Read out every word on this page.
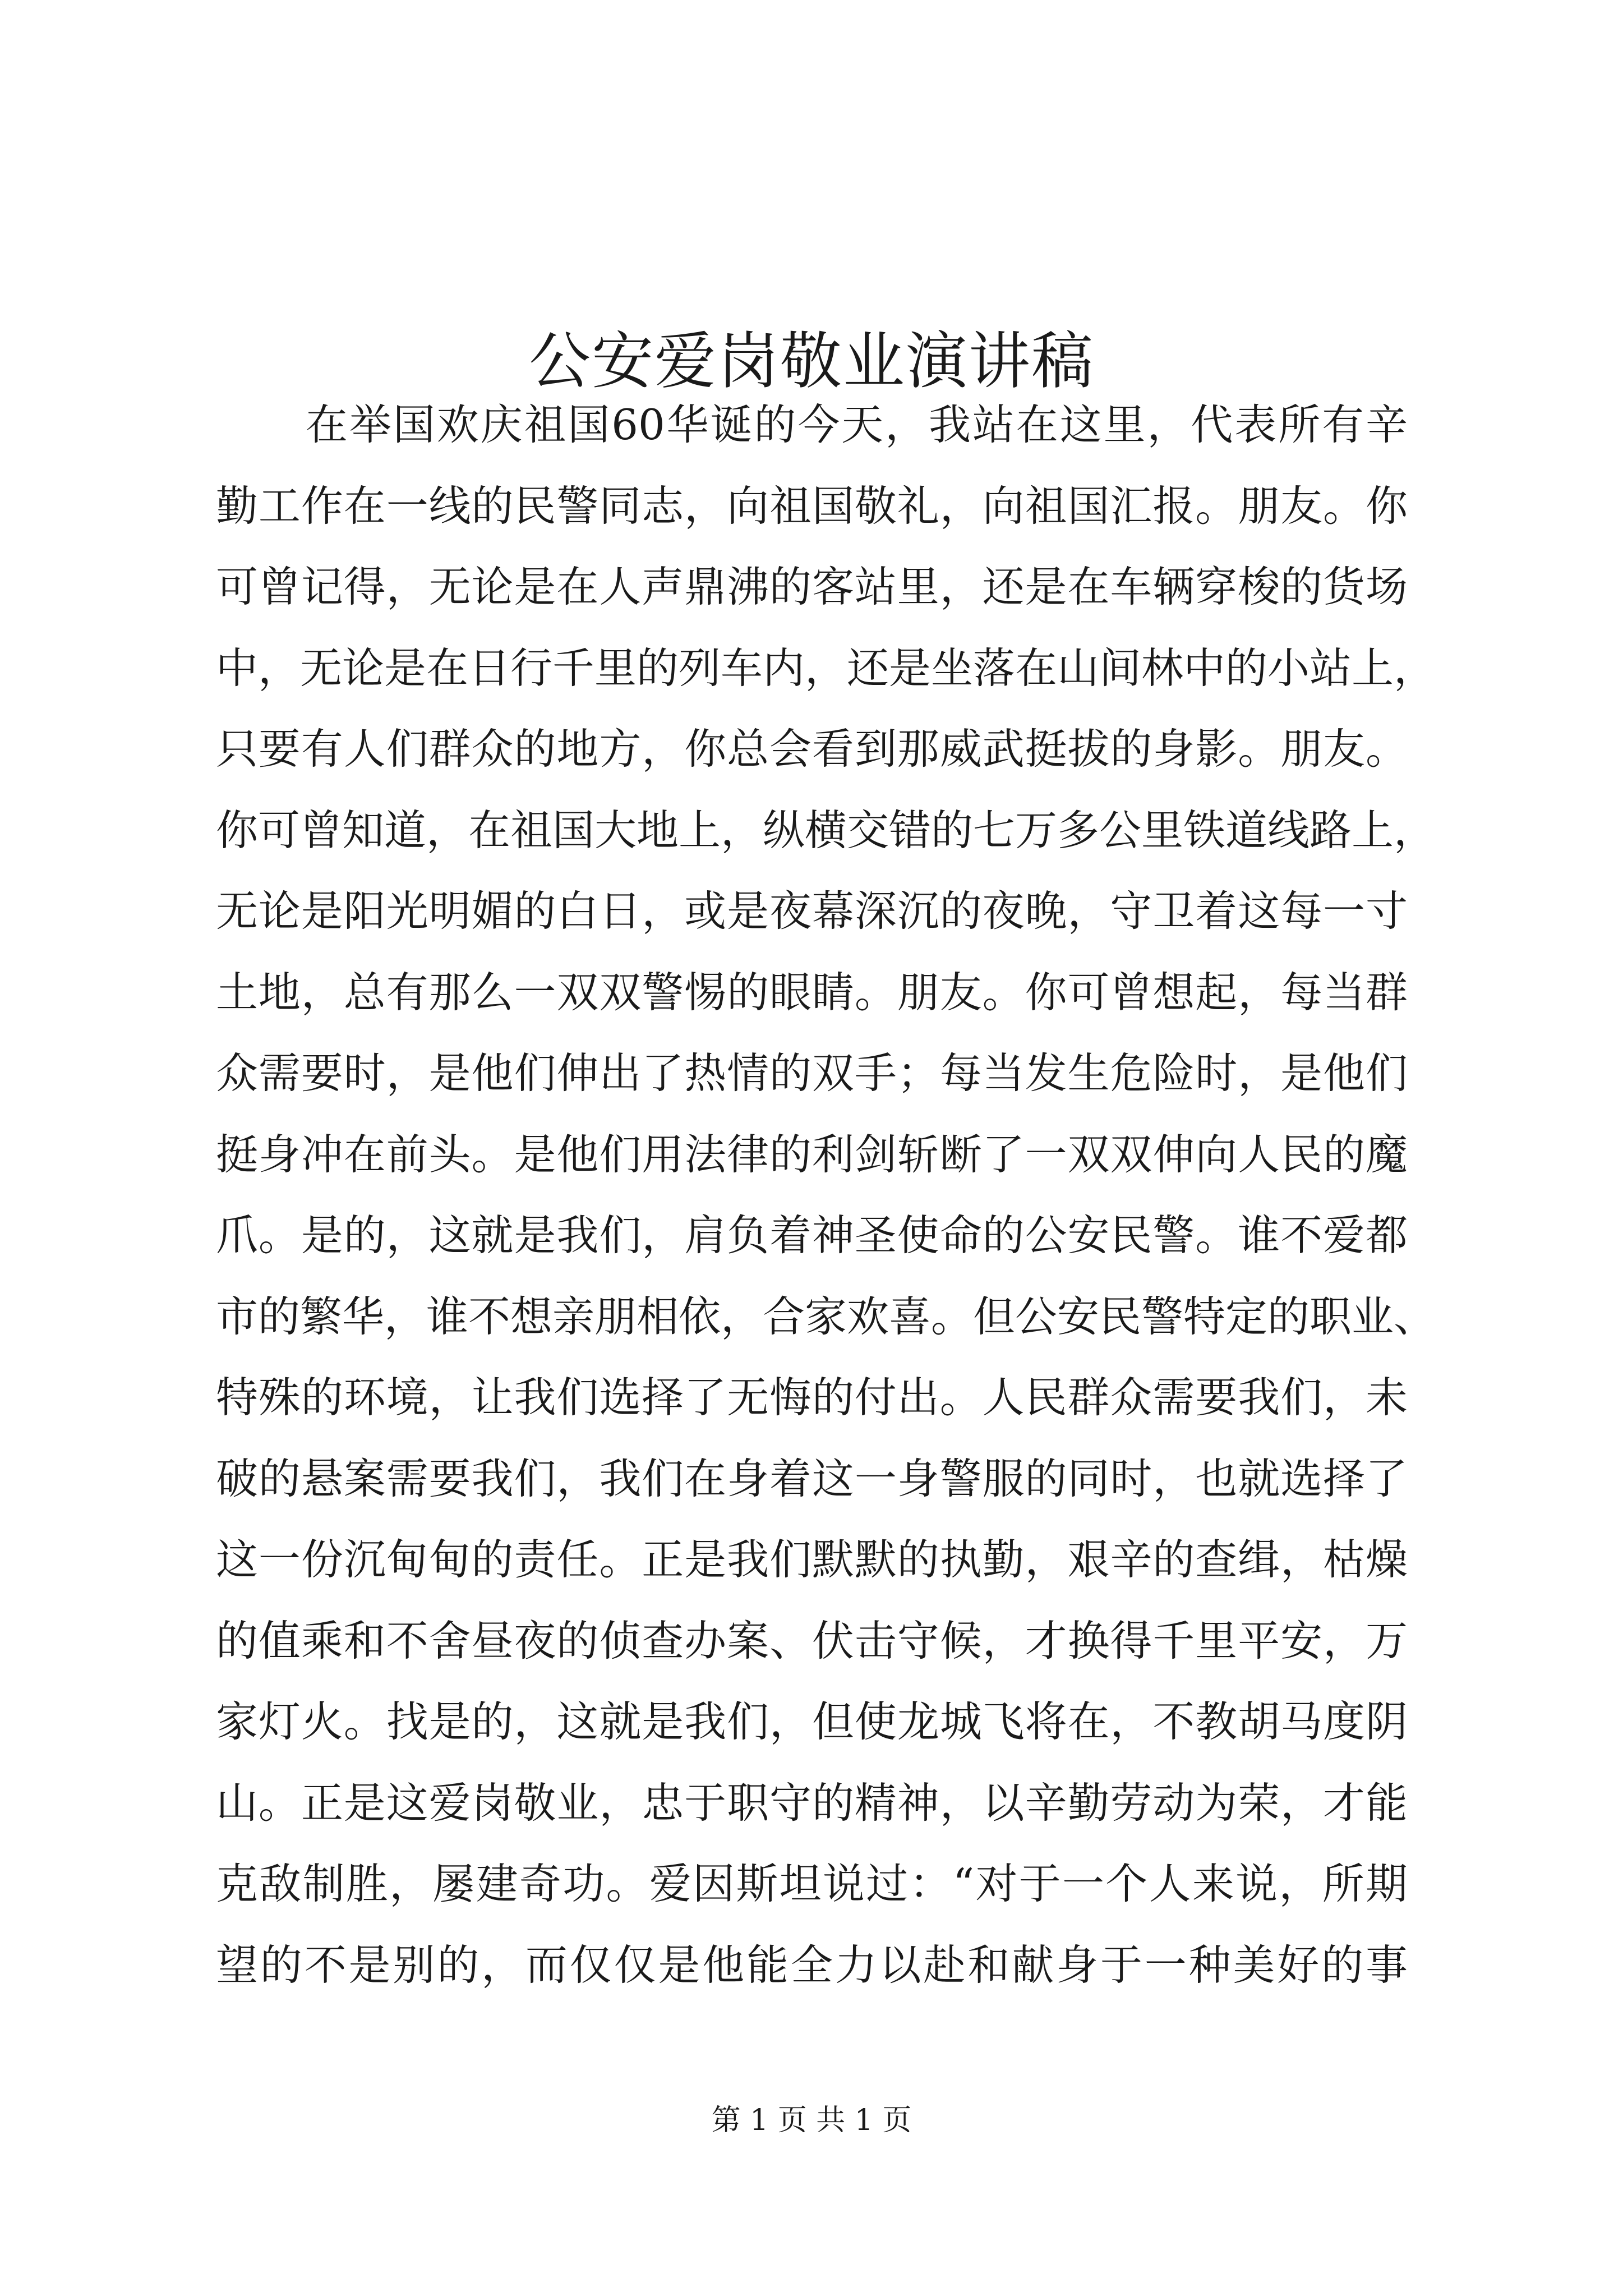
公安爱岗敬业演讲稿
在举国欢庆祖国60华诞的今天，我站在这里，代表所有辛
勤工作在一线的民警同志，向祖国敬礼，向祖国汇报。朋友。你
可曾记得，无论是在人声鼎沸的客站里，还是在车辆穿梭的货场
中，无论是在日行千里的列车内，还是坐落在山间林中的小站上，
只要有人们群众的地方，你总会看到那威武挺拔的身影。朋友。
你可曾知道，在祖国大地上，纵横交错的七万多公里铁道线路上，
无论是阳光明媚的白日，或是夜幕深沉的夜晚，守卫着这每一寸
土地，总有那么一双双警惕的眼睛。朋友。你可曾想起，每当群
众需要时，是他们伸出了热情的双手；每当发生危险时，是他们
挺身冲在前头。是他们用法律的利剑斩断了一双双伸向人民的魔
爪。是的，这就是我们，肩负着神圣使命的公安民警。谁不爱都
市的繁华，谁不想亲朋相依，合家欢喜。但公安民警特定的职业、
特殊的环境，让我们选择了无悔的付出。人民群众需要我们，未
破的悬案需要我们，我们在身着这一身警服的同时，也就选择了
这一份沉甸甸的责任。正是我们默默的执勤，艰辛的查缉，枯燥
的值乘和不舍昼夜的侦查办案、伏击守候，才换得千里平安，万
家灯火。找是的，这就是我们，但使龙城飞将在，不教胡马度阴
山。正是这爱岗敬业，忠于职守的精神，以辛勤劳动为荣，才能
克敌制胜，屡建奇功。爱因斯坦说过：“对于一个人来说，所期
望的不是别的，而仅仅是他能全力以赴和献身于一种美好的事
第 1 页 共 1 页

┄┄┄┄┄┄

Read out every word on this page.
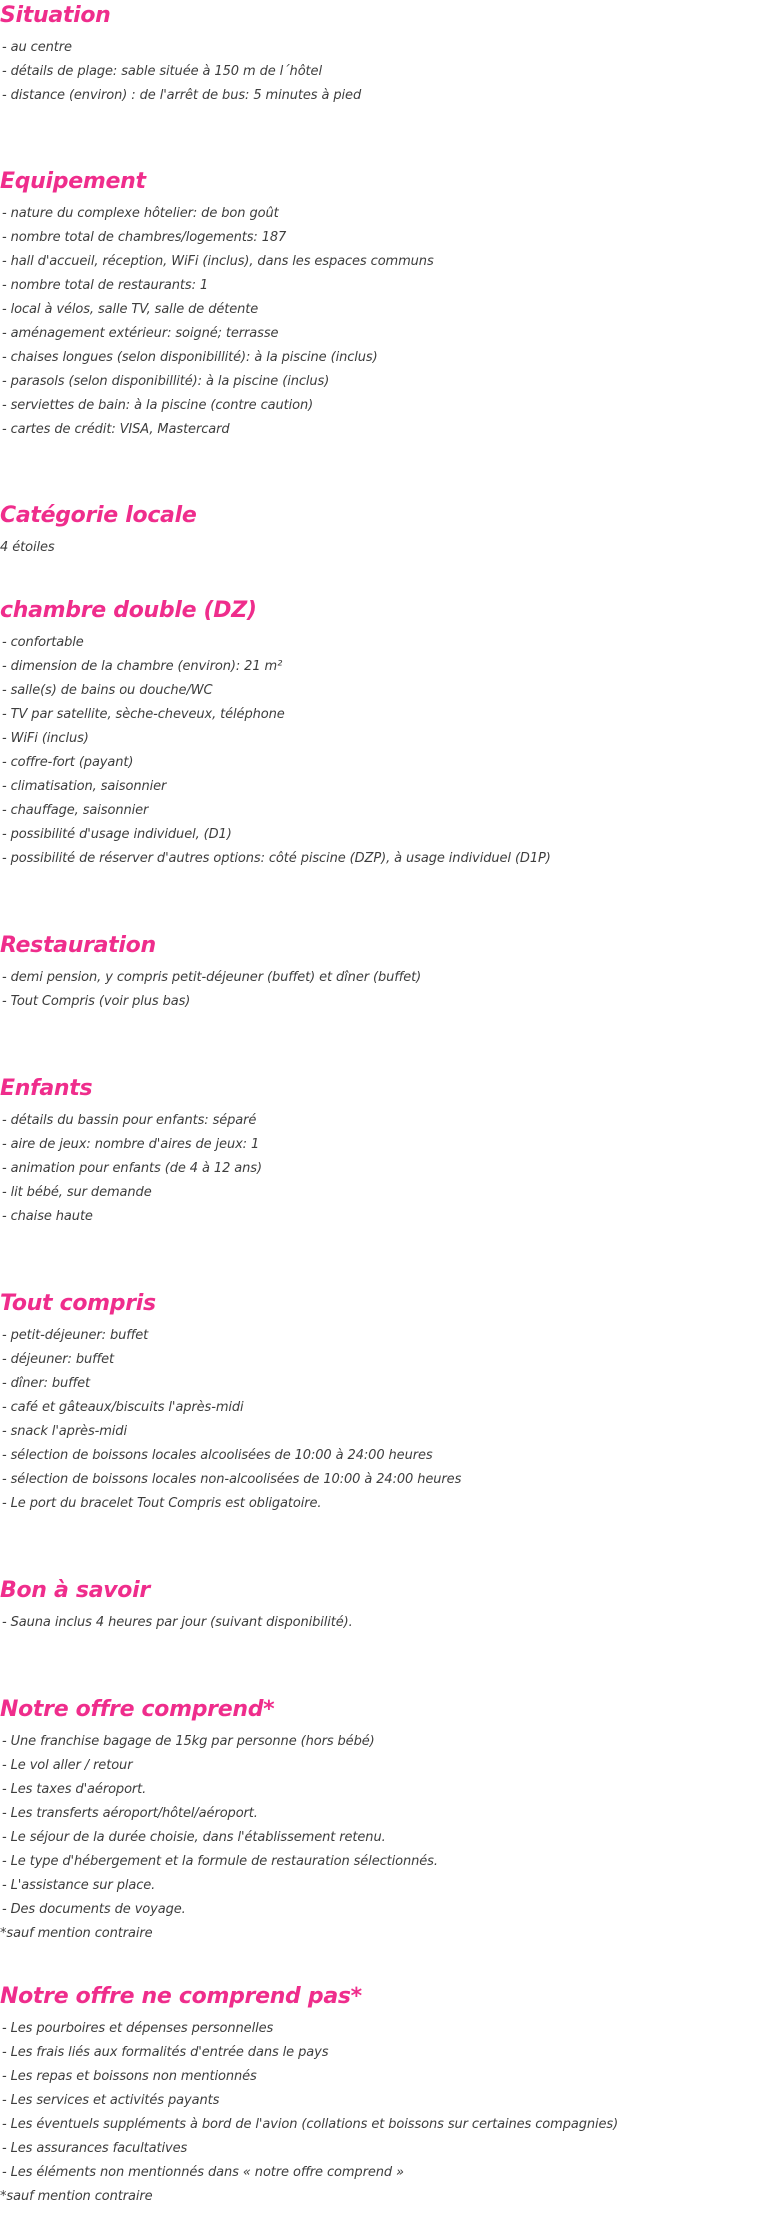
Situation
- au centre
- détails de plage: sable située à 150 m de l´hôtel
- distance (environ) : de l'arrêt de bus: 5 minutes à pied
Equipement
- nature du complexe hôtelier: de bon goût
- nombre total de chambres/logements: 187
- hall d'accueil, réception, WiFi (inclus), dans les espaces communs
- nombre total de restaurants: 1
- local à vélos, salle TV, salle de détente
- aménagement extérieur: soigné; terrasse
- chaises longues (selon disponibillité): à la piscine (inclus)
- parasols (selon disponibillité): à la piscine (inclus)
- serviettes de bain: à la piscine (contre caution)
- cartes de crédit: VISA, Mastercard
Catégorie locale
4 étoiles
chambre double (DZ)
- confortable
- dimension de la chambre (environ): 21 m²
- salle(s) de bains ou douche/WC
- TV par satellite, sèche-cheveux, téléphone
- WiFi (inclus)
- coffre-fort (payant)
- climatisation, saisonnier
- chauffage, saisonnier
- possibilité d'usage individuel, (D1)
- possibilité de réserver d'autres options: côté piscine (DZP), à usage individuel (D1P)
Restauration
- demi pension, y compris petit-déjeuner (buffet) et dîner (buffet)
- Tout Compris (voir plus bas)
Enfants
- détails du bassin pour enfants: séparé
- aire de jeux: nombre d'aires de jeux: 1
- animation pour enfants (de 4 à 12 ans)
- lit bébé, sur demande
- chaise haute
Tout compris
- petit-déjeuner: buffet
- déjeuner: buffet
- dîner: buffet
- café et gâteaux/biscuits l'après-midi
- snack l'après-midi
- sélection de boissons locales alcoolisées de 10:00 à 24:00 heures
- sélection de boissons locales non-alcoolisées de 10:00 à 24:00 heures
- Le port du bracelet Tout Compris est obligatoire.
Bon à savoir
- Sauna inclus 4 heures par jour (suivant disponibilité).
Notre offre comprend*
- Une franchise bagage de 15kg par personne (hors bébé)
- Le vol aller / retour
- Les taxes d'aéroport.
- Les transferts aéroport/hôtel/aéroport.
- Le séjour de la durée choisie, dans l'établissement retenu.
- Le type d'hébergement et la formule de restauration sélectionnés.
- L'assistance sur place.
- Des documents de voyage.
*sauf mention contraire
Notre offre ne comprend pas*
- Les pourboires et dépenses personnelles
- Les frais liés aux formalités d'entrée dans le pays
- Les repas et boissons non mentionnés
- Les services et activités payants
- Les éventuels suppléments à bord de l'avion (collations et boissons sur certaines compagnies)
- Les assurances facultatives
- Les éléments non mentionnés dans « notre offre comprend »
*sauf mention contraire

┄┄┄┄┄┄

### DIRECTIONS
Select every line in the records above that contains the word "buffet".

### REPLY
- demi pension, y compris petit-déjeuner (buffet) et dîner (buffet)
- petit-déjeuner: buffet
- déjeuner: buffet
- dîner: buffet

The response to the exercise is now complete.